Work to do: Take the records underneath and set them down exactly.

--- Exercise inputs ---

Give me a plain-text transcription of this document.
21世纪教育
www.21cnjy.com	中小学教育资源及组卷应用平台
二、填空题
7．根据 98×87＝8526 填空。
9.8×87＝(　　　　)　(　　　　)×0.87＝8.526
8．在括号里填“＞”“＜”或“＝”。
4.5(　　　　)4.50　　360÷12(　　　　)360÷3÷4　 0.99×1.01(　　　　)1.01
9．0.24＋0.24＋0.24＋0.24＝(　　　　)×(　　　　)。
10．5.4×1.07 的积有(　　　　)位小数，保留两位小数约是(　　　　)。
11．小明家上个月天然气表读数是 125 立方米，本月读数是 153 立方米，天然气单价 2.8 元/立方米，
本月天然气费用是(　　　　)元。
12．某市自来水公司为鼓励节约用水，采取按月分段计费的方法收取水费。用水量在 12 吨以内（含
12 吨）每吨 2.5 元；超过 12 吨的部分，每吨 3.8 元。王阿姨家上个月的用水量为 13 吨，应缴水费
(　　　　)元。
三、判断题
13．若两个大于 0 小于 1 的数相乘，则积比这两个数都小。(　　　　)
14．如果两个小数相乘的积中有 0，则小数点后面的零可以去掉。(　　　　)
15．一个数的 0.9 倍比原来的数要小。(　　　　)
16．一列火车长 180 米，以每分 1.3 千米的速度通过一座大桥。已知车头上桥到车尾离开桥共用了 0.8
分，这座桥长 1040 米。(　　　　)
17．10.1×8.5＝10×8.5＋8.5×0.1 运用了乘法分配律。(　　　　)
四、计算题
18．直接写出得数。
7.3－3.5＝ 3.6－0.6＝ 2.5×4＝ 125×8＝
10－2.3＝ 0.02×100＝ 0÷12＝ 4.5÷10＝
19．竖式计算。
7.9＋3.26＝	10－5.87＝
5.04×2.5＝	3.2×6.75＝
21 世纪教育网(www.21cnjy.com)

---

Exercise result:
Give me a plain-text transcription of this document.
21世纪教育
www.21cnjy.com	中小学教育资源及组卷应用平台
二、填空题
7．根据 98×87＝8526 填空。
9.8×87＝(　　　　)　(　　　　)×0.87＝8.526
8．在括号里填“＞”“＜”或“＝”。
4.5(　　　　)4.50　　360÷12(　　　　)360÷3÷4　 0.99×1.01(　　　　)1.01
9．0.24＋0.24＋0.24＋0.24＝(　　　　)×(　　　　)。
10．5.4×1.07 的积有(　　　　)位小数，保留两位小数约是(　　　　)。
11．小明家上个月天然气表读数是 125 立方米，本月读数是 153 立方米，天然气单价 2.8 元/立方米，
本月天然气费用是(　　　　)元。
12．某市自来水公司为鼓励节约用水，采取按月分段计费的方法收取水费。用水量在 12 吨以内（含
12 吨）每吨 2.5 元；超过 12 吨的部分，每吨 3.8 元。王阿姨家上个月的用水量为 13 吨，应缴水费
(　　　　)元。
三、判断题
13．若两个大于 0 小于 1 的数相乘，则积比这两个数都小。(　　　　)
14．如果两个小数相乘的积中有 0，则小数点后面的零可以去掉。(　　　　)
15．一个数的 0.9 倍比原来的数要小。(　　　　)
16．一列火车长 180 米，以每分 1.3 千米的速度通过一座大桥。已知车头上桥到车尾离开桥共用了 0.8
分，这座桥长 1040 米。(　　　　)
17．10.1×8.5＝10×8.5＋8.5×0.1 运用了乘法分配律。(　　　　)
四、计算题
18．直接写出得数。
7.3－3.5＝ 3.6－0.6＝ 2.5×4＝ 125×8＝
10－2.3＝ 0.02×100＝ 0÷12＝ 4.5÷10＝
19．竖式计算。
7.9＋3.26＝	10－5.87＝
5.04×2.5＝	3.2×6.75＝
21 世纪教育网(www.21cnjy.com)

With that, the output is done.